**Что сделать:**
A - Перечислите все географические названия, которые упоминаются в тексте о Буче и Бородянке.
B - Выведите без изменений фрагмент текста о Буче и Бородянке: начните с того места, где стоят слова «Замначальника отделения полиции», и остановитесь после слов «обнаружены огнестрельные ранения.».

К Онофрейчуку подходит бородатый темноглазый человек в черной одежде. Это Юрий — один из тех людей, который таскал в дом еду. «Гуманитаркой я сам был, — рассказывает он, усмехаясь. — Пока магазины были, мы их взламывали. Другого варианта не было».

— Вы не боялись, что вас убьют?

— Горилка его спасала! — смеется Сергей Иванович.

— Была бы храбрая вода, пофиг! — подтверждает сам Юрий. — Богато было храброй воды.

Младшим детям взрослые старались объяснять происходящее так, чтобы было не очень страшно, говорит Сергей Онофрейчук: «Что мы говорили? Бандиты, надо прятаться». В семье заметили, что младшие девочки теперь играют в оккупацию:  «“Ой, бандиты сейчас придут, бежим в погреб”. И под стол».

12 марта, когда российские военные приходили к дому в последний раз, Онофрейчук попытался с ними поговорить. «Я русскоязычный человек, я родился в Крыму, здесь с 2000 года в Буче живу. Я говорю — ребят, как долго это может происходить? — вспоминает он. — Когда это закончится, что вообще происходит? У нас же ни связи, ничего нет. “От нас это не зависит”. Развернулись и ушли». 

У отца Сергея Онофрейчука в Крыму живет сестра. Мужчина описывает свой разговор с тетей: «”Вы ничего не понимаете, вас приехали спасать”. Я говорю, зачем нас спасать? Мы что, тонули? Мы свободные люди».

Ночь — это самое плохое время суток
Ночь — это самое плохое время суток
Улицы Бородянки

***

Глава областной полиции Андрей Небытов говорит, что в Киевской области уже найдены тела 1045 мирных жителей. Большинство из них — 908 — были обнаружены на территории Бучанского района, куда входит и Бородянка. «Это гражданские лица, которые не имели отношения ни к территориальной обороне, ни к военным формированиям, — подчеркивает Небытов. — Большинство из них, 50-75%, расстреляны из автоматического оружия или пулеметов. Есть и другие, кто погиб от мин и взрывов, обстрелов “Градами”».

Замначальника отделения полиции №2 Бучанского района Вадим Чернышук с коллегами работает в здании местной школы. Он говорит, что в Бородянке уже выданы направления на вскрытие 80 трупов, большая часть тел — около 60 — имеет признаки насильственной смерти. И.о. главы Бородянки Георгий Ерко сказал «Холоду», что под завалами нашли 41 тело, а еще у 20 человек были обнаружены огнестрельные ранения.

**Исходные сведения:**
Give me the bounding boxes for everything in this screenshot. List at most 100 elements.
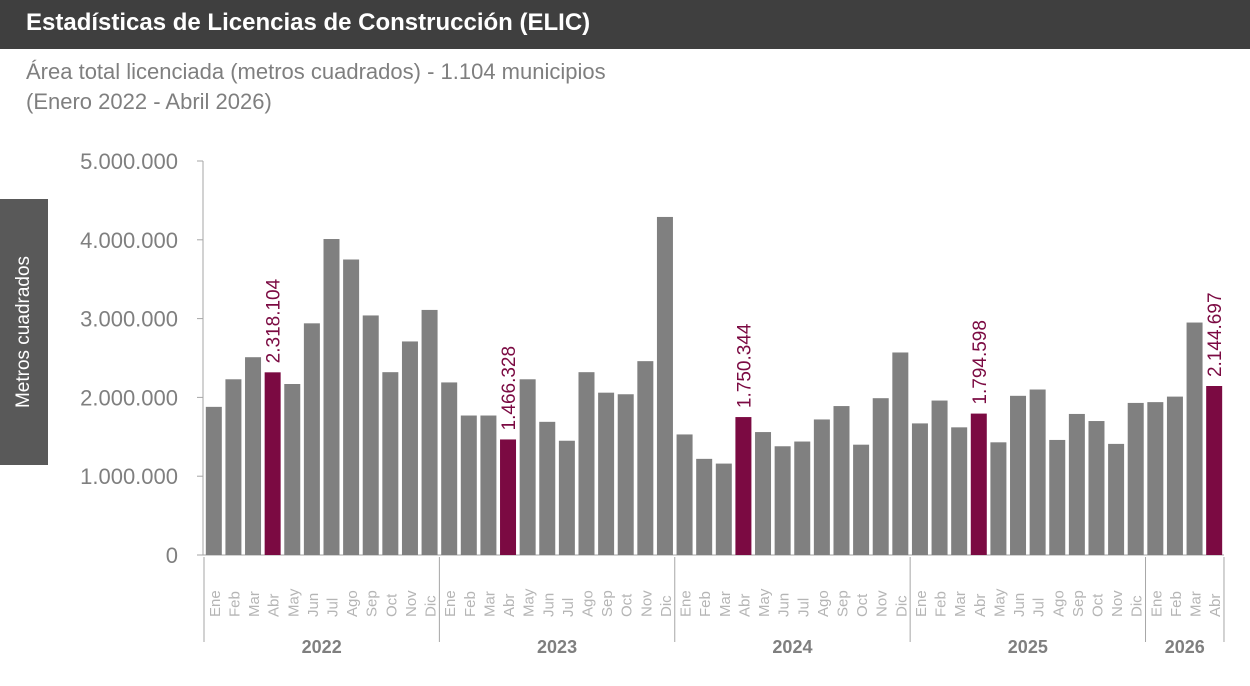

**Ответы на задания:**
A - Крым, Буча, Бородянка, Киевская область, Бучанский район.

B -
Замначальника отделения полиции №2 Бучанского района Вадим Чернышук с коллегами работает в здании местной школы. Он говорит, что в Бородянке уже выданы направления на вскрытие 80 трупов, большая часть тел — около 60 — имеет признаки насильственной смерти. И.о. главы Бородянки Георгий Ерко сказал «Холоду», что под завалами нашли 41 тело, а еще у 20 человек были обнаружены огнестрельные ранения.